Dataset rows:
»»

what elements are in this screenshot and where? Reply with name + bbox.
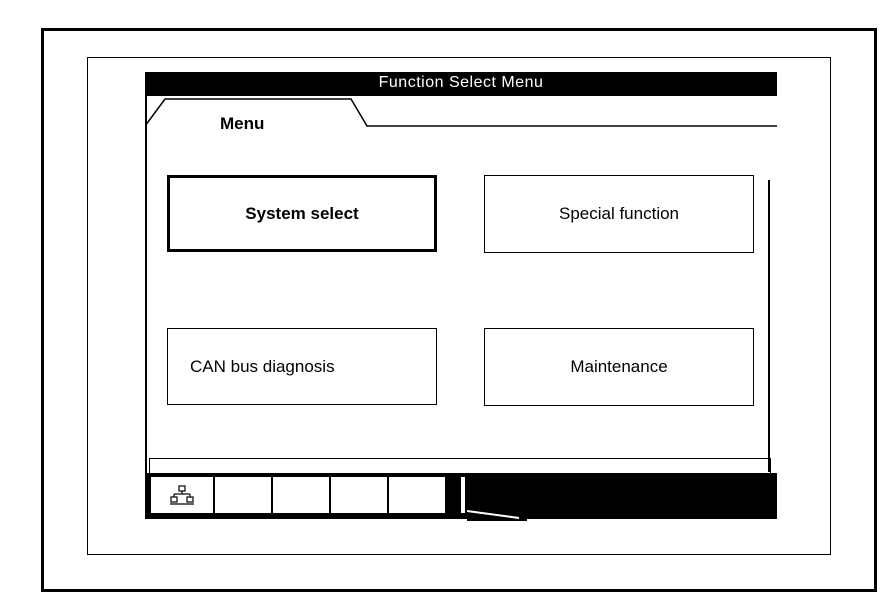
pointer-line xyxy=(467,510,527,521)
window-title: Function Select Menu xyxy=(145,72,777,96)
screen-left-border xyxy=(145,96,147,496)
screen-right-border xyxy=(768,180,770,472)
tab-outline xyxy=(145,98,777,127)
toolbar-button-4[interactable] xyxy=(331,477,389,513)
special-function-button[interactable]: Special function xyxy=(484,175,754,253)
toolbar-button-2[interactable] xyxy=(215,477,273,513)
status-strip xyxy=(149,458,771,473)
inner-frame xyxy=(87,57,831,555)
toolbar-button-3[interactable] xyxy=(273,477,331,513)
toolbar-button-5[interactable] xyxy=(389,477,447,513)
device-screen: Function Select Menu Menu System select … xyxy=(145,72,777,521)
toolbar-divider xyxy=(461,477,465,513)
outer-frame xyxy=(41,28,877,592)
toolbar xyxy=(151,477,447,513)
system-select-button[interactable]: System select xyxy=(167,175,437,252)
tab-menu[interactable]: Menu xyxy=(220,114,265,133)
toolbar-button-network[interactable] xyxy=(151,477,215,513)
can-bus-diagnosis-button[interactable]: CAN bus diagnosis xyxy=(167,328,437,405)
maintenance-button[interactable]: Maintenance xyxy=(484,328,754,406)
network-tree-icon xyxy=(170,485,194,505)
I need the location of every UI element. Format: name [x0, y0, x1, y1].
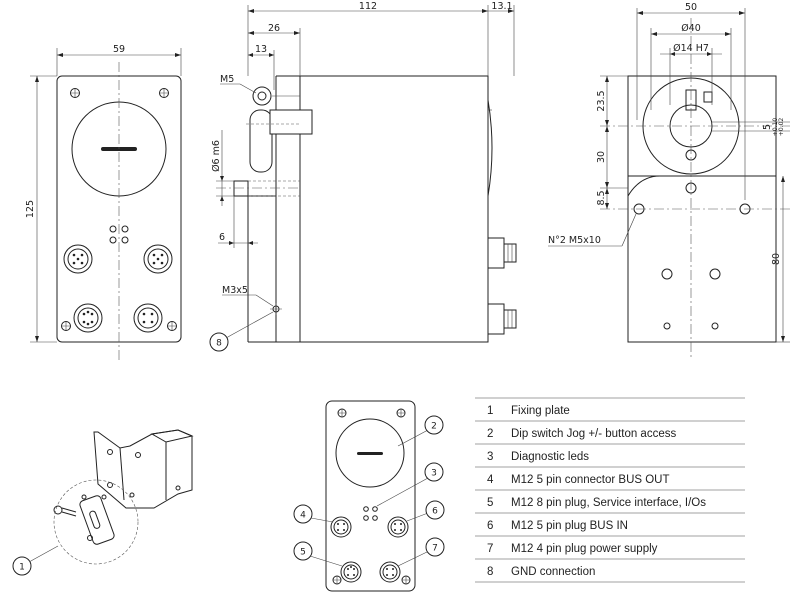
side-6-dim: 6: [219, 232, 225, 243]
balloon-7: [425, 537, 445, 557]
legend-label: Diagnostic leds: [511, 451, 589, 463]
legend-label: M12 5 pin plug BUS IN: [511, 520, 628, 532]
side-26-dim: 26: [268, 23, 280, 34]
legend-num: 4: [487, 474, 494, 486]
side-offset-dim: 13.1: [491, 1, 512, 12]
screw-icon: [53, 505, 77, 517]
rear-tol-lower: +0.02: [778, 118, 785, 137]
rear-view: 50 Ø40 Ø14 H7 23.5 30 8.5 80 5 +0.10 +0.…: [548, 2, 790, 360]
balloon-5: [293, 541, 313, 561]
legend-row: 4 M12 5 pin connector BUS OUT: [475, 474, 745, 491]
m12-connector: [143, 244, 173, 274]
legend-label: Fixing plate: [511, 405, 570, 417]
shaft-dia-dim: Ø6 m6: [211, 140, 222, 172]
legend-label: Dip switch Jog +/- button access: [511, 428, 676, 440]
fixing-plate-view: 1: [12, 429, 194, 576]
front-view: 59 125: [25, 44, 182, 360]
front-height-dim: 125: [25, 200, 36, 218]
diagnostic-leds: [109, 225, 129, 244]
front-width-dim: 59: [113, 44, 125, 55]
holes-callout: N°2 M5x10: [548, 235, 601, 246]
corner-screw: [159, 88, 169, 98]
detail-view: 2 3 4 5 6 7: [293, 400, 445, 592]
balloon-8: [209, 332, 229, 352]
balloon-3: [424, 462, 444, 482]
balloon-7-label: 7: [432, 544, 438, 554]
legend-label: M12 5 pin connector BUS OUT: [511, 474, 670, 486]
rear-bore-inner-dim: Ø14 H7: [673, 43, 709, 54]
m12-connector: [73, 303, 103, 333]
m12-connector: [133, 303, 163, 333]
corner-screw: [61, 321, 71, 331]
balloon-6: [425, 500, 445, 520]
side-13-dim: 13: [255, 44, 267, 55]
rear-30-dim: 30: [596, 151, 607, 163]
legend-label: GND connection: [511, 566, 595, 578]
rear-tol-upper: +0.10: [772, 118, 779, 137]
legend-num: 6: [487, 520, 493, 532]
balloon-2: [424, 415, 444, 435]
legend-num: 1: [487, 405, 493, 417]
legend-num: 8: [487, 566, 493, 578]
balloon-8-label: 8: [216, 339, 222, 349]
side-connector: [487, 237, 517, 269]
legend-row: 7 M12 4 pin plug power supply: [475, 543, 745, 560]
balloon-4-label: 4: [300, 511, 306, 521]
legend-num: 5: [487, 497, 493, 509]
rear-80-dim: 80: [771, 253, 782, 265]
legend-row: 5 M12 8 pin plug, Service interface, I/O…: [475, 497, 745, 514]
legend-row: 2 Dip switch Jog +/- button access: [475, 428, 745, 445]
balloon-6-label: 6: [432, 507, 438, 517]
rear-bore-outer-dim: Ø40: [681, 23, 701, 34]
side-length-dim: 112: [359, 1, 377, 12]
legend-row: 3 Diagnostic leds: [475, 451, 745, 468]
balloon-1-label: 1: [19, 563, 25, 573]
balloon-2-label: 2: [431, 422, 437, 432]
legend-num: 2: [487, 428, 493, 440]
gnd-screw-marker: [270, 303, 282, 315]
balloon-5-label: 5: [300, 548, 306, 558]
balloon-1: [12, 556, 32, 576]
legend-row: 6 M12 5 pin plug BUS IN: [475, 520, 745, 537]
legend-row: 8 GND connection: [475, 566, 745, 583]
rear-23-5-dim: 23.5: [596, 90, 607, 111]
m12-connector: [63, 244, 93, 274]
legend-num: 7: [487, 543, 493, 555]
corner-screw: [167, 321, 177, 331]
legend-num: 3: [487, 451, 493, 463]
side-connector: [487, 303, 517, 335]
legend-table: 1 Fixing plate 2 Dip switch Jog +/- butt…: [475, 397, 745, 583]
side-view: 112 13.1 26 13 M5 Ø6 m6 6 M3x5: [209, 1, 517, 352]
balloon-3-label: 3: [431, 469, 437, 479]
rear-width-dim: 50: [685, 2, 697, 13]
rear-slot-dim: 5: [762, 124, 773, 130]
corner-screw: [70, 88, 80, 98]
thread-m5-label: M5: [220, 74, 234, 85]
balloon-4: [293, 504, 313, 524]
rear-8-5-dim: 8.5: [596, 190, 607, 205]
thread-m3-label: M3x5: [222, 285, 248, 296]
legend-label: M12 4 pin plug power supply: [511, 543, 658, 555]
legend-row: 1 Fixing plate: [475, 405, 745, 422]
legend-label: M12 8 pin plug, Service interface, I/Os: [511, 497, 706, 509]
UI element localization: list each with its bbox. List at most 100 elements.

««

# WHAT YOU ARE ASKED TO DO:
Count the lines in the items above that contain the string "frame", matching case exactly. Reply with the number only.

# WORKED ANSWER:
2